### The input:
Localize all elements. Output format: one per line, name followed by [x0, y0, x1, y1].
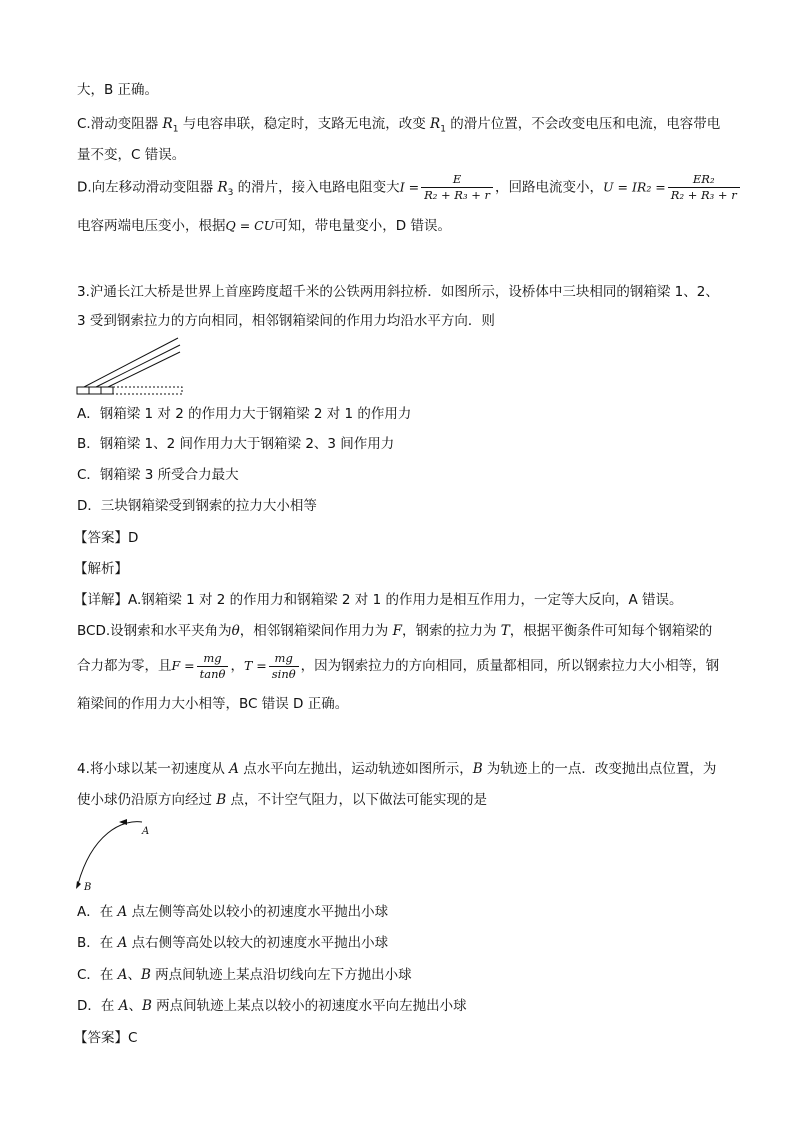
text: 的滑片，接入电路电阻变大 [233, 179, 400, 196]
box-girder-1 [77, 387, 89, 394]
denominator: tanθ [197, 666, 229, 682]
q4-answer [74, 1028, 137, 1048]
text: 箱梁间的作用力大小相等，BC 错误 D 正确。 [77, 696, 349, 712]
point-a: A [229, 761, 239, 777]
label-b: B [84, 882, 92, 893]
q3-detail-line-4 [77, 694, 348, 714]
subscript: 1 [172, 124, 179, 135]
subscript: 1 [440, 124, 446, 135]
point-a: A [118, 998, 129, 1014]
q3-option-a [77, 404, 411, 424]
q3-detail-line-1 [74, 590, 683, 610]
equation-i: I = [399, 179, 420, 195]
text: 为轨迹上的一点．改变抛出点位置，为 [482, 761, 717, 777]
text: 、 [128, 998, 142, 1014]
fraction-mg-over-sin [269, 651, 299, 682]
text: C．在 [77, 967, 118, 983]
var-f: F [392, 623, 402, 639]
numerator: mg [203, 650, 222, 665]
numerator: ER₂ [692, 172, 715, 186]
var-theta: θ [231, 623, 240, 639]
q3-answer [74, 528, 138, 548]
q3-detail-line-2 [77, 621, 712, 641]
text: 点右侧等高处以较大的初速度水平抛出小球 [127, 935, 389, 951]
label-a: A [142, 826, 150, 837]
q2-option-d-line-1 [77, 172, 742, 208]
point-b: B [140, 967, 151, 983]
text: ，根据平衡条件可知每个钢箱梁的 [509, 623, 713, 639]
text: 3.沪通长江大桥是世界上首座跨度超千米的公铁两用斜拉桥．如图所示，设桥体中三块相同的钢箱梁 1、2、 [77, 284, 719, 300]
point-b: B [216, 792, 227, 808]
text: BCD.设钢索和水平夹角为 [77, 623, 232, 639]
bridge-deck-dashed [113, 387, 182, 394]
q3-detail-line-3 [77, 650, 719, 682]
text: ， [230, 658, 244, 674]
q3-analysis-heading [74, 559, 128, 579]
text: ，因为钢索拉力的方向相同，质量都相同，所以钢索拉力大小相等，钢 [300, 658, 720, 674]
point-a: A [117, 935, 128, 951]
q2-option-c-line-2 [77, 145, 185, 165]
text: 的滑片位置，不会改变电压和电流，电容带电 [445, 116, 721, 132]
cable-3 [108, 352, 180, 387]
var-r: R [430, 116, 441, 132]
text: 4.将小球以某一初速度从 [77, 761, 230, 777]
var-r: R [217, 179, 228, 196]
trajectory-curve [78, 822, 142, 884]
text: A．在 [77, 904, 118, 920]
q2-option-c-line-1 [77, 114, 720, 140]
equation-q: Q = CU [225, 218, 275, 233]
equation-f: F = [171, 658, 195, 673]
cable-1 [84, 338, 178, 387]
text: C．钢箱梁 3 所受合力最大 [77, 467, 239, 483]
text: 点左侧等高处以较小的初速度水平抛出小球 [127, 904, 389, 920]
text: 【答案】D [74, 530, 139, 546]
text: ，钢索的拉力为 [401, 623, 501, 639]
cable-2 [96, 345, 180, 387]
fraction-er2-over-r [668, 172, 740, 203]
text: 量不变，C 错误。 [77, 147, 186, 163]
text: 点水平向左抛出，运动轨迹如图所示， [238, 761, 473, 777]
fraction-mg-over-tan [197, 651, 229, 682]
q4-stem-line-2 [77, 790, 487, 810]
text: 【解析】 [74, 561, 128, 577]
fraction-e-over-r [421, 172, 493, 203]
numerator: E [452, 172, 462, 186]
text: 合力都为零，且 [77, 658, 172, 674]
text: 【详解】A.钢箱梁 1 对 2 的作用力和钢箱梁 2 对 1 的作用力是相互作用力，一定等大反向，A 错误。 [74, 592, 683, 608]
q2-line-1 [77, 80, 158, 100]
denominator: R₂ + R₃ + r [668, 187, 740, 203]
var-t: T [500, 623, 510, 639]
point-a: A [117, 967, 128, 983]
subscript: 3 [227, 188, 234, 199]
q4-stem-line-1 [77, 759, 716, 779]
q2-option-d-line-2 [77, 216, 451, 236]
text: 3 受到钢索拉力的方向相同，相邻钢箱梁间的作用力均沿水平方向．则 [77, 313, 495, 329]
text: 两点间轨迹上某点沿切线向左下方抛出小球 [150, 967, 412, 983]
trajectory-figure [72, 814, 162, 894]
q4-option-b [77, 933, 388, 953]
text: D．三块钢箱梁受到钢索的拉力大小相等 [77, 498, 317, 514]
denominator: sinθ [269, 666, 299, 682]
q3-option-b [77, 434, 394, 454]
velocity-arrow-b [76, 881, 81, 889]
q4-option-d [77, 996, 467, 1016]
q4-option-a [77, 902, 388, 922]
equation-t: T = [243, 658, 267, 673]
q3-option-c [77, 465, 239, 485]
q3-stem-line-2 [77, 311, 495, 331]
text: ，相邻钢箱梁间作用力为 [239, 623, 393, 639]
point-a: A [117, 904, 128, 920]
text: 电容两端电压变小，根据 [77, 218, 226, 234]
text: 两点间轨迹上某点以较小的初速度水平向左抛出小球 [151, 998, 467, 1014]
text: 点，不计空气阻力，以下做法可能实现的是 [226, 792, 488, 808]
point-b: B [472, 761, 483, 777]
text: C.滑动变阻器 [77, 116, 163, 132]
bridge-figure [72, 332, 192, 398]
q4-option-c [77, 965, 412, 985]
text: B．钢箱梁 1、2 间作用力大于钢箱梁 2、3 间作用力 [77, 436, 395, 452]
equation-u: U = IR₂ = [603, 179, 666, 195]
denominator: R₂ + R₃ + r [421, 187, 493, 203]
text: D.向左移动滑动变阻器 [77, 179, 218, 196]
text: 与电容串联，稳定时，支路无电流，改变 [178, 116, 431, 132]
var-r: R [162, 116, 173, 132]
text: ，回路电流变小， [495, 179, 604, 196]
box-girder-2 [89, 387, 101, 394]
point-b: B [141, 998, 152, 1014]
box-girder-3 [101, 387, 113, 394]
text: 、 [127, 967, 141, 983]
text: 可知，带电量变小，D 错误。 [274, 218, 451, 234]
q3-stem-line-1 [77, 282, 719, 302]
text: 使小球仍沿原方向经过 [77, 792, 217, 808]
numerator: mg [274, 650, 293, 665]
text: D．在 [77, 998, 119, 1014]
text: A．钢箱梁 1 对 2 的作用力大于钢箱梁 2 对 1 的作用力 [77, 406, 412, 422]
q3-option-d [77, 496, 317, 516]
text: 大，B 正确。 [77, 82, 159, 98]
text: 【答案】C [74, 1030, 138, 1046]
text: B．在 [77, 935, 118, 951]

### What to do:
Rewrite the entries with every "numerator" renamed to "upper-term" and everything else left unchanged. Omit the pictures from the output.

### Output below:
Localize all elements. Output format: one per line, name followed by [x0, y0, x1, y1].
text: 的滑片，接入电路电阻变大 [233, 179, 400, 196]
box-girder-1 [77, 387, 89, 394]
denominator: tanθ [197, 666, 229, 682]
q4-answer [74, 1028, 137, 1048]
text: 箱梁间的作用力大小相等，BC 错误 D 正确。 [77, 696, 349, 712]
point-a: A [229, 761, 239, 777]
label-b: B [84, 882, 92, 893]
q3-detail-line-4 [77, 694, 348, 714]
subscript: 1 [172, 124, 179, 135]
subscript: 1 [440, 124, 446, 135]
point-a: A [118, 998, 129, 1014]
q3-option-a [77, 404, 411, 424]
q3-detail-line-1 [74, 590, 683, 610]
equation-i: I = [399, 179, 420, 195]
text: 为轨迹上的一点．改变抛出点位置，为 [482, 761, 717, 777]
text: 、 [128, 998, 142, 1014]
fraction-mg-over-sin [269, 651, 299, 682]
text: C．在 [77, 967, 118, 983]
var-f: F [392, 623, 402, 639]
upper-term: mg [203, 650, 222, 665]
upper-term: ER₂ [692, 172, 715, 186]
var-theta: θ [231, 623, 240, 639]
q3-answer [74, 528, 138, 548]
q3-detail-line-2 [77, 621, 712, 641]
text: 点右侧等高处以较大的初速度水平抛出小球 [127, 935, 389, 951]
label-a: A [142, 826, 150, 837]
q2-option-d-line-1 [77, 172, 742, 208]
point-b: B [140, 967, 151, 983]
text: ，根据平衡条件可知每个钢箱梁的 [509, 623, 713, 639]
text: 3.沪通长江大桥是世界上首座跨度超千米的公铁两用斜拉桥．如图所示，设桥体中三块相同的钢箱梁 1、2、 [77, 284, 719, 300]
point-b: B [216, 792, 227, 808]
text: BCD.设钢索和水平夹角为 [77, 623, 232, 639]
bridge-deck-dashed [113, 387, 182, 394]
q3-detail-line-3 [77, 650, 719, 682]
text: ， [230, 658, 244, 674]
q3-analysis-heading [74, 559, 128, 579]
text: ，因为钢索拉力的方向相同，质量都相同，所以钢索拉力大小相等，钢 [300, 658, 720, 674]
point-a: A [117, 935, 128, 951]
q2-option-c-line-2 [77, 145, 185, 165]
text: 的滑片位置，不会改变电压和电流，电容带电 [445, 116, 721, 132]
cable-3 [108, 352, 180, 387]
var-r: R [430, 116, 441, 132]
text: 4.将小球以某一初速度从 [77, 761, 230, 777]
var-r: R [217, 179, 228, 196]
trajectory-curve [78, 822, 142, 884]
text: A．在 [77, 904, 118, 920]
q2-option-c-line-1 [77, 114, 720, 140]
equation-q: Q = CU [225, 218, 275, 233]
equation-f: F = [171, 658, 195, 673]
cable-1 [84, 338, 178, 387]
text: C．钢箱梁 3 所受合力最大 [77, 467, 239, 483]
text: 点左侧等高处以较小的初速度水平抛出小球 [127, 904, 389, 920]
text: 【答案】D [74, 530, 139, 546]
text: ，钢索的拉力为 [401, 623, 501, 639]
cable-2 [96, 345, 180, 387]
fraction-er2-over-r [668, 172, 740, 203]
text: 量不变，C 错误。 [77, 147, 186, 163]
text: 点水平向左抛出，运动轨迹如图所示， [238, 761, 473, 777]
fraction-mg-over-tan [197, 651, 229, 682]
q4-stem-line-2 [77, 790, 487, 810]
text: 【解析】 [74, 561, 128, 577]
fraction-e-over-r [421, 172, 493, 203]
upper-term: E [452, 172, 462, 186]
text: 合力都为零，且 [77, 658, 172, 674]
text: 【详解】A.钢箱梁 1 对 2 的作用力和钢箱梁 2 对 1 的作用力是相互作用力，一定等大反向，A 错误。 [74, 592, 683, 608]
q2-line-1 [77, 80, 158, 100]
denominator: R₂ + R₃ + r [668, 187, 740, 203]
var-t: T [500, 623, 510, 639]
point-a: A [117, 967, 128, 983]
subscript: 3 [227, 188, 234, 199]
q4-stem-line-1 [77, 759, 716, 779]
q2-option-d-line-2 [77, 216, 451, 236]
text: 3 受到钢索拉力的方向相同，相邻钢箱梁间的作用力均沿水平方向．则 [77, 313, 495, 329]
text: 两点间轨迹上某点沿切线向左下方抛出小球 [150, 967, 412, 983]
trajectory-figure [72, 814, 162, 894]
q4-option-b [77, 933, 388, 953]
text: D．三块钢箱梁受到钢索的拉力大小相等 [77, 498, 317, 514]
denominator: sinθ [269, 666, 299, 682]
q3-option-b [77, 434, 394, 454]
velocity-arrow-b [76, 881, 81, 889]
q4-option-d [77, 996, 467, 1016]
q4-option-a [77, 902, 388, 922]
equation-t: T = [243, 658, 267, 673]
q3-option-c [77, 465, 239, 485]
q3-stem-line-2 [77, 311, 495, 331]
text: ，相邻钢箱梁间作用力为 [239, 623, 393, 639]
point-a: A [117, 904, 128, 920]
text: 电容两端电压变小，根据 [77, 218, 226, 234]
text: 两点间轨迹上某点以较小的初速度水平向左抛出小球 [151, 998, 467, 1014]
text: 点，不计空气阻力，以下做法可能实现的是 [226, 792, 488, 808]
point-b: B [472, 761, 483, 777]
text: C.滑动变阻器 [77, 116, 163, 132]
bridge-figure [72, 332, 192, 398]
q4-option-c [77, 965, 412, 985]
text: B．钢箱梁 1、2 间作用力大于钢箱梁 2、3 间作用力 [77, 436, 395, 452]
equation-u: U = IR₂ = [603, 179, 666, 195]
denominator: R₂ + R₃ + r [421, 187, 493, 203]
text: D.向左移动滑动变阻器 [77, 179, 218, 196]
text: 与电容串联，稳定时，支路无电流，改变 [178, 116, 431, 132]
var-r: R [162, 116, 173, 132]
text: ，回路电流变小， [495, 179, 604, 196]
box-girder-2 [89, 387, 101, 394]
point-b: B [141, 998, 152, 1014]
box-girder-3 [101, 387, 113, 394]
text: 、 [127, 967, 141, 983]
text: 可知，带电量变小，D 错误。 [274, 218, 451, 234]
q3-stem-line-1 [77, 282, 719, 302]
text: 使小球仍沿原方向经过 [77, 792, 217, 808]
upper-term: mg [274, 650, 293, 665]
text: D．在 [77, 998, 119, 1014]
text: A．钢箱梁 1 对 2 的作用力大于钢箱梁 2 对 1 的作用力 [77, 406, 412, 422]
q3-option-d [77, 496, 317, 516]
text: 大，B 正确。 [77, 82, 159, 98]
text: 【答案】C [74, 1030, 138, 1046]
text: B．在 [77, 935, 118, 951]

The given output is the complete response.